-- Written instruction --
Without the pictures, set down every line of the data exactly.

====== Given data

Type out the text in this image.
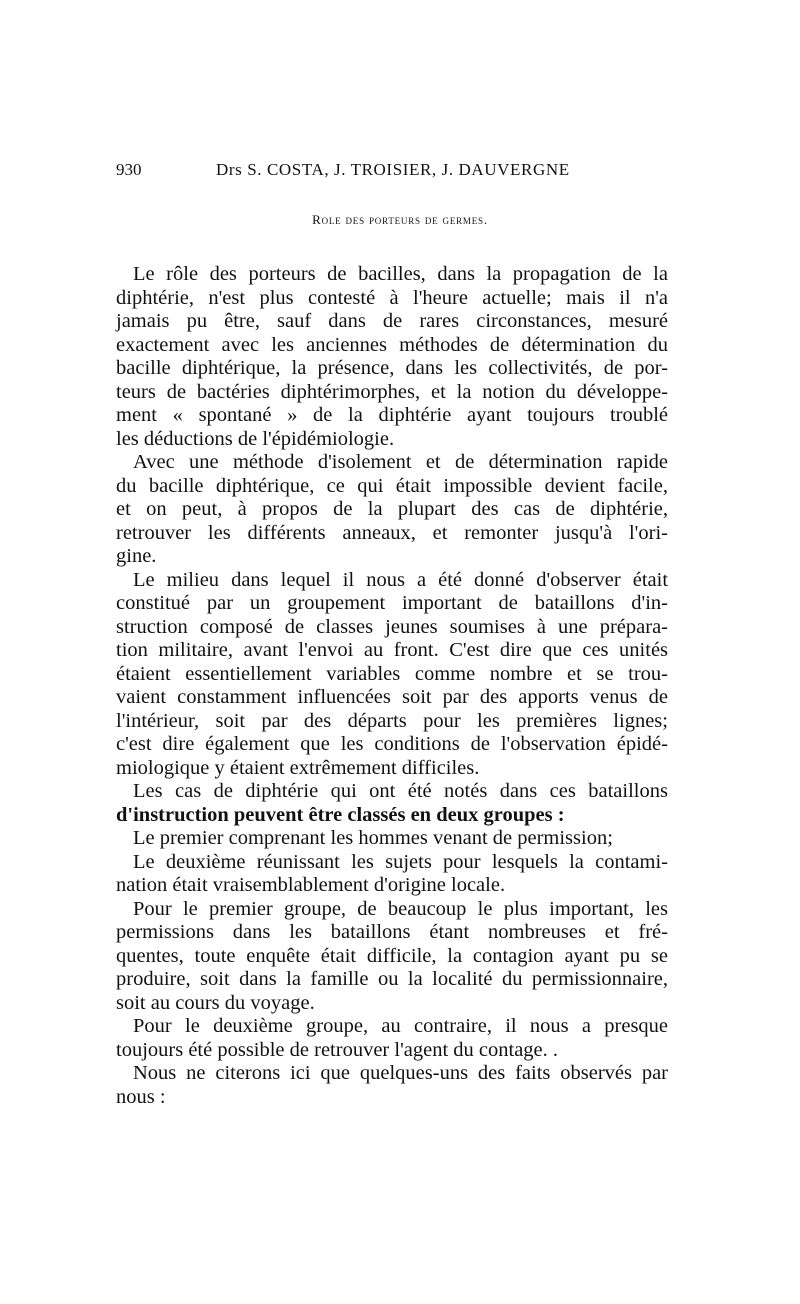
930	Drs S. COSTA, J. TROISIER, J. DAUVERGNE
Role des porteurs de germes.
Le rôle des porteurs de bacilles, dans la propagation de la
diphtérie, n'est plus contesté à l'heure actuelle; mais il n'a
jamais pu être, sauf dans de rares circonstances, mesuré
exactement avec les anciennes méthodes de détermination du
bacille diphtérique, la présence, dans les collectivités, de por-
teurs de bactéries diphtérimorphes, et la notion du développe-
ment « spontané » de la diphtérie ayant toujours troublé
les déductions de l'épidémiologie.
Avec une méthode d'isolement et de détermination rapide
du bacille diphtérique, ce qui était impossible devient facile,
et on peut, à propos de la plupart des cas de diphtérie,
retrouver les différents anneaux, et remonter jusqu'à l'ori-
gine.
Le milieu dans lequel il nous a été donné d'observer était
constitué par un groupement important de bataillons d'in-
struction composé de classes jeunes soumises à une prépara-
tion militaire, avant l'envoi au front. C'est dire que ces unités
étaient essentiellement variables comme nombre et se trou-
vaient constamment influencées soit par des apports venus de
l'intérieur, soit par des départs pour les premières lignes;
c'est dire également que les conditions de l'observation épidé-
miologique y étaient extrêmement difficiles.
Les cas de diphtérie qui ont été notés dans ces bataillons
d'instruction peuvent être classés en deux groupes :
Le premier comprenant les hommes venant de permission;
Le deuxième réunissant les sujets pour lesquels la contami-
nation était vraisemblablement d'origine locale.
Pour le premier groupe, de beaucoup le plus important, les
permissions dans les bataillons étant nombreuses et fré-
quentes, toute enquête était difficile, la contagion ayant pu se
produire, soit dans la famille ou la localité du permissionnaire,
soit au cours du voyage.
Pour le deuxième groupe, au contraire, il nous a presque
toujours été possible de retrouver l'agent du contage. .
Nous ne citerons ici que quelques-uns des faits observés par
nous :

============

-- Answer to the problem --
Type out the text in this image.
930	Drs S. COSTA, J. TROISIER, J. DAUVERGNE
Role des porteurs de germes.
Le rôle des porteurs de bacilles, dans la propagation de la
diphtérie, n'est plus contesté à l'heure actuelle; mais il n'a
jamais pu être, sauf dans de rares circonstances, mesuré
exactement avec les anciennes méthodes de détermination du
bacille diphtérique, la présence, dans les collectivités, de por-
teurs de bactéries diphtérimorphes, et la notion du développe-
ment « spontané » de la diphtérie ayant toujours troublé
les déductions de l'épidémiologie.
Avec une méthode d'isolement et de détermination rapide
du bacille diphtérique, ce qui était impossible devient facile,
et on peut, à propos de la plupart des cas de diphtérie,
retrouver les différents anneaux, et remonter jusqu'à l'ori-
gine.
Le milieu dans lequel il nous a été donné d'observer était
constitué par un groupement important de bataillons d'in-
struction composé de classes jeunes soumises à une prépara-
tion militaire, avant l'envoi au front. C'est dire que ces unités
étaient essentiellement variables comme nombre et se trou-
vaient constamment influencées soit par des apports venus de
l'intérieur, soit par des départs pour les premières lignes;
c'est dire également que les conditions de l'observation épidé-
miologique y étaient extrêmement difficiles.
Les cas de diphtérie qui ont été notés dans ces bataillons
d'instruction peuvent être classés en deux groupes :
Le premier comprenant les hommes venant de permission;
Le deuxième réunissant les sujets pour lesquels la contami-
nation était vraisemblablement d'origine locale.
Pour le premier groupe, de beaucoup le plus important, les
permissions dans les bataillons étant nombreuses et fré-
quentes, toute enquête était difficile, la contagion ayant pu se
produire, soit dans la famille ou la localité du permissionnaire,
soit au cours du voyage.
Pour le deuxième groupe, au contraire, il nous a presque
toujours été possible de retrouver l'agent du contage. .
Nous ne citerons ici que quelques-uns des faits observés par
nous :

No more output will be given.